Exercise goal: Only lines holding the string "name" are wanted; copy each one from the material.

Source data:
------------------------------------

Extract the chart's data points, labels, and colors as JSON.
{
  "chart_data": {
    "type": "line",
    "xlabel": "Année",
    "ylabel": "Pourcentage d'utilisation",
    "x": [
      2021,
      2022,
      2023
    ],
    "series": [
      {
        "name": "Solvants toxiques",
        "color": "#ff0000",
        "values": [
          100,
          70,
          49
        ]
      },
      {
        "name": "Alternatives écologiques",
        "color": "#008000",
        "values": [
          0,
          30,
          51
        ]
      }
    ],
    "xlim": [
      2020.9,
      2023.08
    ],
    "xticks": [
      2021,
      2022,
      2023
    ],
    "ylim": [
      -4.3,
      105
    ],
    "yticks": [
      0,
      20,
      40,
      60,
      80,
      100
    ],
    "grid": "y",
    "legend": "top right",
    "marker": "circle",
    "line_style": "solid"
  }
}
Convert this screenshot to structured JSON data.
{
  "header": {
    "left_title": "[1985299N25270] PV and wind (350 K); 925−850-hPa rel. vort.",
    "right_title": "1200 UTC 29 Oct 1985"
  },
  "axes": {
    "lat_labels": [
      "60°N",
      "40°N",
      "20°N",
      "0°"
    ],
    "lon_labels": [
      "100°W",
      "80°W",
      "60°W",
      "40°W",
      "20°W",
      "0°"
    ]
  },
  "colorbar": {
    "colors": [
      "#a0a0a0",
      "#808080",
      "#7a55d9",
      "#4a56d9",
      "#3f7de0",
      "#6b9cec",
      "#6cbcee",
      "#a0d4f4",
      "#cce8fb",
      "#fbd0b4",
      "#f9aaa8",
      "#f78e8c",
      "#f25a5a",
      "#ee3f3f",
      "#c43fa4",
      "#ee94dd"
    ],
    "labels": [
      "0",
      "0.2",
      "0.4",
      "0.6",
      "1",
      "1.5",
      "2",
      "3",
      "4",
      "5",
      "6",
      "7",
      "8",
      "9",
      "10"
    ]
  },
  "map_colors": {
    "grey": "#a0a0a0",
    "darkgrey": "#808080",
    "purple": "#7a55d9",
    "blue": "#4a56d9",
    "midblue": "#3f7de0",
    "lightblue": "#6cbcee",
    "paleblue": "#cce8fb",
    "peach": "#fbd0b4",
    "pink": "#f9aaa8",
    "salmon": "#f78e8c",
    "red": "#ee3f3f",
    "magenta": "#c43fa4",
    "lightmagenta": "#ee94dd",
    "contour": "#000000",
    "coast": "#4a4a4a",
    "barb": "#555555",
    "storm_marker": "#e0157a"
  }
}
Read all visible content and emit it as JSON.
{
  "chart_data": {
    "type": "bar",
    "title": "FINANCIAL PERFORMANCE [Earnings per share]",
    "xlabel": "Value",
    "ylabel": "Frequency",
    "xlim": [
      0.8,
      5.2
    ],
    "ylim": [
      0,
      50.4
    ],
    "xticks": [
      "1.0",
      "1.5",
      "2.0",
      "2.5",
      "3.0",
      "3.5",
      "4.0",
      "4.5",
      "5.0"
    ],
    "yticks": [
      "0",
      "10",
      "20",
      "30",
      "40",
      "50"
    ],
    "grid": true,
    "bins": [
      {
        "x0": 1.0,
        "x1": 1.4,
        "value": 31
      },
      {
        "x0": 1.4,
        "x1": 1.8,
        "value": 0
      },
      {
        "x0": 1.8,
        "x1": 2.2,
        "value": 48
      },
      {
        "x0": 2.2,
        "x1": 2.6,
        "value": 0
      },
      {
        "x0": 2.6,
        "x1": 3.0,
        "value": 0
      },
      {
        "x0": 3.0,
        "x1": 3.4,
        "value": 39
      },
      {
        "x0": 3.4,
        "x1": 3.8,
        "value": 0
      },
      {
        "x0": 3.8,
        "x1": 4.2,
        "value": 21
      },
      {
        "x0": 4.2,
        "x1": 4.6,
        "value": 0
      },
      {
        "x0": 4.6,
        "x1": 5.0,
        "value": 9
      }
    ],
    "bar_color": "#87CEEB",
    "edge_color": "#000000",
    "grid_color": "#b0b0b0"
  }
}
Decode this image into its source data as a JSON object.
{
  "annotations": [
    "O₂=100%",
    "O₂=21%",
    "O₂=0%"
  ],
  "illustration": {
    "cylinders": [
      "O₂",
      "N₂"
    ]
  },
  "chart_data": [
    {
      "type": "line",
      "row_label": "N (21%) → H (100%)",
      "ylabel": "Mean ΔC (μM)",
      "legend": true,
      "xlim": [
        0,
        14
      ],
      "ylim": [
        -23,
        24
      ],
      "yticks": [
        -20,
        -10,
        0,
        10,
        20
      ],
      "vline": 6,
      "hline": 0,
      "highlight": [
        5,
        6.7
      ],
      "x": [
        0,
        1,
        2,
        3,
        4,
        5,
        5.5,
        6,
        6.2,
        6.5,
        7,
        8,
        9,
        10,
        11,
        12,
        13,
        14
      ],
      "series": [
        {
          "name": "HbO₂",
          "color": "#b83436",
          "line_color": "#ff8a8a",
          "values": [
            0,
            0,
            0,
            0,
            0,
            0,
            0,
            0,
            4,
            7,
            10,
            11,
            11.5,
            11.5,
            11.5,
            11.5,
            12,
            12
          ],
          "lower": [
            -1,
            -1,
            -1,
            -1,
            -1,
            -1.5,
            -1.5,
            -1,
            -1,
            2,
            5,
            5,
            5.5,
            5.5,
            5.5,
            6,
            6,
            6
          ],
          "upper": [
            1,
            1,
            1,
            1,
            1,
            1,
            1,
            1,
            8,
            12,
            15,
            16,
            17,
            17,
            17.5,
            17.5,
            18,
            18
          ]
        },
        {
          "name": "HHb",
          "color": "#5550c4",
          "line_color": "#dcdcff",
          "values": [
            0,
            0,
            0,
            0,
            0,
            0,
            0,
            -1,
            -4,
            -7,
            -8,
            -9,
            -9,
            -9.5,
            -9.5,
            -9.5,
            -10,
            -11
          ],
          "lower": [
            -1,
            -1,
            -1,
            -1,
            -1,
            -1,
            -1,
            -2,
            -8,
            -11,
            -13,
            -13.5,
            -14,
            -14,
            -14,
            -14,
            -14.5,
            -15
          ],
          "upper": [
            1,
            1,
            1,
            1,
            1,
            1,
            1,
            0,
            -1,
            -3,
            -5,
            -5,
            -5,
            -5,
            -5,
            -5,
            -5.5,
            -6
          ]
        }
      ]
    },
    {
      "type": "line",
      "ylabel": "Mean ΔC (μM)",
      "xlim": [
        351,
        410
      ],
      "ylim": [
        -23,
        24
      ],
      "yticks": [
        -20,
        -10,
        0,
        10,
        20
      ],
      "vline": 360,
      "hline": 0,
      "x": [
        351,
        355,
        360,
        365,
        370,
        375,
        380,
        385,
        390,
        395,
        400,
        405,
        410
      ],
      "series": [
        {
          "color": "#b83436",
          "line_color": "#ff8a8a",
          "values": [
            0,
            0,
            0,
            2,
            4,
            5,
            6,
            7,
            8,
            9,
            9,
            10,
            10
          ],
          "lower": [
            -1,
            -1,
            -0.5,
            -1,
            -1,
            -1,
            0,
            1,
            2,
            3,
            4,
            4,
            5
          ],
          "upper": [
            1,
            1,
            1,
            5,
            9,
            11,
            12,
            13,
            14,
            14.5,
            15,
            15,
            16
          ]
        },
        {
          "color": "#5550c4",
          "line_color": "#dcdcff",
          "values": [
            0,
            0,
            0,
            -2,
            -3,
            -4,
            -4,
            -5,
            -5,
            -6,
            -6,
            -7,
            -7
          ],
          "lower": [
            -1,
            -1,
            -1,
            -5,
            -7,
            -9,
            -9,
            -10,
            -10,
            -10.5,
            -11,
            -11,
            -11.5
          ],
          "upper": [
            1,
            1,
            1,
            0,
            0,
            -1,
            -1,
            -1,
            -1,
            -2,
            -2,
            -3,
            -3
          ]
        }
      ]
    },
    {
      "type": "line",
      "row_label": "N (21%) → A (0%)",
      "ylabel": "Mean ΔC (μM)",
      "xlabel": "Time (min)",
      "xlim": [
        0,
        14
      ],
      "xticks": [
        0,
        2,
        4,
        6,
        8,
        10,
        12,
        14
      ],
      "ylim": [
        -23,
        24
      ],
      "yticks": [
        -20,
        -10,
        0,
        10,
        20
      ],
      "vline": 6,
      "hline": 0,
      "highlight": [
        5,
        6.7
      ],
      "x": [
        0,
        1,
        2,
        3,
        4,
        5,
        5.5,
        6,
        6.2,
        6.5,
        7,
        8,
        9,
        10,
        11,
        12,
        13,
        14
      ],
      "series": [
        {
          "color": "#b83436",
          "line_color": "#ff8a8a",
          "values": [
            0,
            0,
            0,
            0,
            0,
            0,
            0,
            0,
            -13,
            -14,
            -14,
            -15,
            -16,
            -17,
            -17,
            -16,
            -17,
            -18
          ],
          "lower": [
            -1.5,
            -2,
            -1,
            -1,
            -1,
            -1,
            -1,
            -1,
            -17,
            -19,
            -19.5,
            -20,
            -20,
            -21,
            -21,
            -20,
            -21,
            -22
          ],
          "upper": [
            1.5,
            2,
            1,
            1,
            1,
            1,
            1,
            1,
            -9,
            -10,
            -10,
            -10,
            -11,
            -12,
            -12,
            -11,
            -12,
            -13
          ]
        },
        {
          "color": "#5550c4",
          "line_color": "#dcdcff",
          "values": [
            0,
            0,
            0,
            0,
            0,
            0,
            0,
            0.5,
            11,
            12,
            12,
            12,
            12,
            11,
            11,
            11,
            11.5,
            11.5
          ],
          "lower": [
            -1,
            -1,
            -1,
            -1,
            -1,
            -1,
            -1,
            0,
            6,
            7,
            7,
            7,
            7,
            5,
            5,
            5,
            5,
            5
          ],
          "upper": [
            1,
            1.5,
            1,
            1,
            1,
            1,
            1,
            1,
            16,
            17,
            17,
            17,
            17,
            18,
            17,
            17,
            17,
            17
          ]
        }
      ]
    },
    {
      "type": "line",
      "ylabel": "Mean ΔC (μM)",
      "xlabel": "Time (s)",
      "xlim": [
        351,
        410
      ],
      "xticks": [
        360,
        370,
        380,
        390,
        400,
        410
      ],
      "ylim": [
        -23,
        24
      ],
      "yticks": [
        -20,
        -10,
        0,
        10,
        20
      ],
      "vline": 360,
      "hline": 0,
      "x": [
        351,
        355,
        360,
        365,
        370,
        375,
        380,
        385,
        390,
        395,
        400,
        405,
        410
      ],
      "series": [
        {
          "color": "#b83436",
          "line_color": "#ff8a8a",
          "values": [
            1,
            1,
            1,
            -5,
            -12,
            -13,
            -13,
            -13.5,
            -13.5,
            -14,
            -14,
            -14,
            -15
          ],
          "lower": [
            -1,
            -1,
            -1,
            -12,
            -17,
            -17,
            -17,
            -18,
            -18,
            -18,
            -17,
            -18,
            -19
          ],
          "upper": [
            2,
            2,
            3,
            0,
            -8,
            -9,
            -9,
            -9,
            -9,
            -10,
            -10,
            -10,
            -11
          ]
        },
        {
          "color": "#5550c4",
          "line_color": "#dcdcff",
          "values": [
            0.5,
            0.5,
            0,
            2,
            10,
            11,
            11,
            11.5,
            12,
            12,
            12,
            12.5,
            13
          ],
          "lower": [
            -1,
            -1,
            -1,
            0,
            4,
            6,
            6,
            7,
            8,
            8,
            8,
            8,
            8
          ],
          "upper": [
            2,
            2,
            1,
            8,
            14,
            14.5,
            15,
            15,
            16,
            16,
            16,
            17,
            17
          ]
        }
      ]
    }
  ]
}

------------------------------------

Exercise output:
        "name": "Solvants toxiques",
        "name": "Alternatives écologiques",
          "name": "HbO₂",
          "name": "HHb",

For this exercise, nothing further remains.